Extracts from a graphics dataset
— START —
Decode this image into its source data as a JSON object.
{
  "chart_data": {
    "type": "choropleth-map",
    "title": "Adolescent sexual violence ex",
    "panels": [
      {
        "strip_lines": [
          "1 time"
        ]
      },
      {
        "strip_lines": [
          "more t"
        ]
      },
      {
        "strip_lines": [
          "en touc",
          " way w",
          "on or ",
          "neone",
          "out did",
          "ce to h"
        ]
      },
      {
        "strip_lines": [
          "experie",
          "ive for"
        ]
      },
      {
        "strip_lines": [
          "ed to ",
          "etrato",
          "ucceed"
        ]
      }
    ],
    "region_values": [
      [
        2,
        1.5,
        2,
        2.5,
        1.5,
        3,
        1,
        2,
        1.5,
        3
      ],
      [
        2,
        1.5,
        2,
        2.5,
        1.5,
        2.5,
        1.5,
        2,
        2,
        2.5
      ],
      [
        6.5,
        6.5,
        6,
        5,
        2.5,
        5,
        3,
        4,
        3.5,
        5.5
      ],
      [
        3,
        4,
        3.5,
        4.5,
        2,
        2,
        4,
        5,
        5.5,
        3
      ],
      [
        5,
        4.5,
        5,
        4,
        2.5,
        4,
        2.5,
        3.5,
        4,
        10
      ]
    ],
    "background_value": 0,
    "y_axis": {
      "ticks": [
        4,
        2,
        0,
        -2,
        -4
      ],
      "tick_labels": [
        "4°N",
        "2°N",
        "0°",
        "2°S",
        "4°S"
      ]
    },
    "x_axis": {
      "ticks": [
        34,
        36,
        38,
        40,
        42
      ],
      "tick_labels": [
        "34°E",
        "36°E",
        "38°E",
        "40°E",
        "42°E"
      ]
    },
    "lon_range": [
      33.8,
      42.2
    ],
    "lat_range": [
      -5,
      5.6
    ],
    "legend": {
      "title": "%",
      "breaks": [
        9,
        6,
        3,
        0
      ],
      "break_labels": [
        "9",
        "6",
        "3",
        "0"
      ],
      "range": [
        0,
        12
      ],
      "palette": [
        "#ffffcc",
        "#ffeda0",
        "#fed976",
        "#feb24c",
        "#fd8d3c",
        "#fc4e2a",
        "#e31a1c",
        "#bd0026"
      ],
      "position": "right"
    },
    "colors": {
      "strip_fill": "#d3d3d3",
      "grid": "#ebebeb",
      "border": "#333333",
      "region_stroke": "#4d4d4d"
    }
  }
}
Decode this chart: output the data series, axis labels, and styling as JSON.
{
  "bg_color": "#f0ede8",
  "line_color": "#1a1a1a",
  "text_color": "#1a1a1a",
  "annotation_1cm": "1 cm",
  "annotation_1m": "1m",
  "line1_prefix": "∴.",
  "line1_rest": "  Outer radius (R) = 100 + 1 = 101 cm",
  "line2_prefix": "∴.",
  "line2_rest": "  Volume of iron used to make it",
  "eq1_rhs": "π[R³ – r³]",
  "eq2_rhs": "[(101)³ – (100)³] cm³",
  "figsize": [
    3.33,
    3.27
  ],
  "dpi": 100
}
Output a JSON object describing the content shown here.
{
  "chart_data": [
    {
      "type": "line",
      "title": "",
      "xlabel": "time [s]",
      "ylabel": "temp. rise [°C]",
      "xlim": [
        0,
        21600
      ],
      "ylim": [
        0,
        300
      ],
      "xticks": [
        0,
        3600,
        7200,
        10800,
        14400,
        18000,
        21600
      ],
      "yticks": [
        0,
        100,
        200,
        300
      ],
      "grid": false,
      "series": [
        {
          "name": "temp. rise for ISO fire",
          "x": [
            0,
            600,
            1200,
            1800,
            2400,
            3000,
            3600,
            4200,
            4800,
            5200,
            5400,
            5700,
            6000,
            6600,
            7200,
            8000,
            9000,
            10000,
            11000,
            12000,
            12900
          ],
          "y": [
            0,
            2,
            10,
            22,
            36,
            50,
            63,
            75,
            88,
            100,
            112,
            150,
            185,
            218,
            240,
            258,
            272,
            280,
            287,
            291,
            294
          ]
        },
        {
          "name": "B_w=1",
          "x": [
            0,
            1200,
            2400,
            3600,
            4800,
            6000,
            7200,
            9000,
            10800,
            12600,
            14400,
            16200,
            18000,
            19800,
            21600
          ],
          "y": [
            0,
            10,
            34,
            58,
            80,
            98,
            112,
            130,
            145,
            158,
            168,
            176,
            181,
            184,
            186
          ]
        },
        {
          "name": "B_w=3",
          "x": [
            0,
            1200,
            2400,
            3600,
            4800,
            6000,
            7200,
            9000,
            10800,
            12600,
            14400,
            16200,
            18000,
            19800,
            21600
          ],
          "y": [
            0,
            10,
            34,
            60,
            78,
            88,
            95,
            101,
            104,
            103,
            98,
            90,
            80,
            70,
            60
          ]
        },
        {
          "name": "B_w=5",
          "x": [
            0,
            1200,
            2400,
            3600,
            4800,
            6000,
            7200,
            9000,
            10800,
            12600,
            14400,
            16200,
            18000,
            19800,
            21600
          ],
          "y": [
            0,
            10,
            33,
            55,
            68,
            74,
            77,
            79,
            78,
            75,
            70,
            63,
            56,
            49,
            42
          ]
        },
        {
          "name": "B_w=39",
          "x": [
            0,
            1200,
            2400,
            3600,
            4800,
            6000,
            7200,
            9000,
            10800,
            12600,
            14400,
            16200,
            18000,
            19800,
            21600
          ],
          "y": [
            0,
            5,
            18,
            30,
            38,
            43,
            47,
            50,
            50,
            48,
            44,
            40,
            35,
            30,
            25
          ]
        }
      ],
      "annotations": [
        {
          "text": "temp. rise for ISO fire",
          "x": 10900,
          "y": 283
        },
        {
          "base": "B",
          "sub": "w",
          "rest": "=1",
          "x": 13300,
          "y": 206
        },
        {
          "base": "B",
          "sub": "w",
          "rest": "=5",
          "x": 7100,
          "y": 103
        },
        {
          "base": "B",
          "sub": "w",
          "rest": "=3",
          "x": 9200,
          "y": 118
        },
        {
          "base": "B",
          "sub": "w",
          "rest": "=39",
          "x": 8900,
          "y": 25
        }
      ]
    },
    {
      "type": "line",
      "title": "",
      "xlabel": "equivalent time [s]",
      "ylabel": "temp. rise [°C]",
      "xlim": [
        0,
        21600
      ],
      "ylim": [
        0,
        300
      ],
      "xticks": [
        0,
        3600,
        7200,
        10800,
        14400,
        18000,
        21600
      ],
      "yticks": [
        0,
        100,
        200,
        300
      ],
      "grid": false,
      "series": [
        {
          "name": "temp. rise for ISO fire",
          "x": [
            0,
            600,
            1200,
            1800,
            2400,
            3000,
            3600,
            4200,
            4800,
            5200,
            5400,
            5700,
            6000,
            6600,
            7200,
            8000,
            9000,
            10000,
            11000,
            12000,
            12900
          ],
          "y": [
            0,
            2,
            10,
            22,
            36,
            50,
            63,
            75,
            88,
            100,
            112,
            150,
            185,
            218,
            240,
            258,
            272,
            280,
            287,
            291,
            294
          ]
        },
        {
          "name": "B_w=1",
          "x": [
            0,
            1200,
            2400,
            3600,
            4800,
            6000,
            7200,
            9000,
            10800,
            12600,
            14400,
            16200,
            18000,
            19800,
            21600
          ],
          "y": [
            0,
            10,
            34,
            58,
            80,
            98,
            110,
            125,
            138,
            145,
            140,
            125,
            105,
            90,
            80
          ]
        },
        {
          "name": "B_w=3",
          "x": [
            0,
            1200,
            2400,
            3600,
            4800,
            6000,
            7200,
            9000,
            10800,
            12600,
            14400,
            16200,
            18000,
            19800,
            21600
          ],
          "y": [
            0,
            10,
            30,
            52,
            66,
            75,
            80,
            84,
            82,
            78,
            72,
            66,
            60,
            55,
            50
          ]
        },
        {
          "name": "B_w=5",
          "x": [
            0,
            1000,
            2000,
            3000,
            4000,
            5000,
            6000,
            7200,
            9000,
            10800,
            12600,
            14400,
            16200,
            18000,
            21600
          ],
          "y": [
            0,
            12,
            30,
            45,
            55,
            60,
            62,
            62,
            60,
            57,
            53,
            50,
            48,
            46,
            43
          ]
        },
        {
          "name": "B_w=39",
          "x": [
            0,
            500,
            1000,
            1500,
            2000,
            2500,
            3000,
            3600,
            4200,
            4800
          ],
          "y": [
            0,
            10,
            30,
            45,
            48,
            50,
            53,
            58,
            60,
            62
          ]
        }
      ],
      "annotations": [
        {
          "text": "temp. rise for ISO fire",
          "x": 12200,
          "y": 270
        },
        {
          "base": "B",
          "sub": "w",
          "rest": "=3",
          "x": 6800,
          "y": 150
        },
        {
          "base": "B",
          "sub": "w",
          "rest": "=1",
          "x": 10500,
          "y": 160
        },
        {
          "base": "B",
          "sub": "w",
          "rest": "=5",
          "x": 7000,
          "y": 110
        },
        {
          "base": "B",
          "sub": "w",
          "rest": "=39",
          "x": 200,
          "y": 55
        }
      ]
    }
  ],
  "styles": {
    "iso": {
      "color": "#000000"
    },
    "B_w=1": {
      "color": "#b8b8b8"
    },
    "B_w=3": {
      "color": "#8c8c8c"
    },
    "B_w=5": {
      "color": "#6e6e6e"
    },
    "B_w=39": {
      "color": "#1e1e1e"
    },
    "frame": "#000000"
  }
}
— END —
> [Problem statement] Copy each line of the records that contains the word "Decode".

> [Solution]
Decode this image into its source data as a JSON object.
Decode this chart: output the data series, axis labels, and styling as JSON.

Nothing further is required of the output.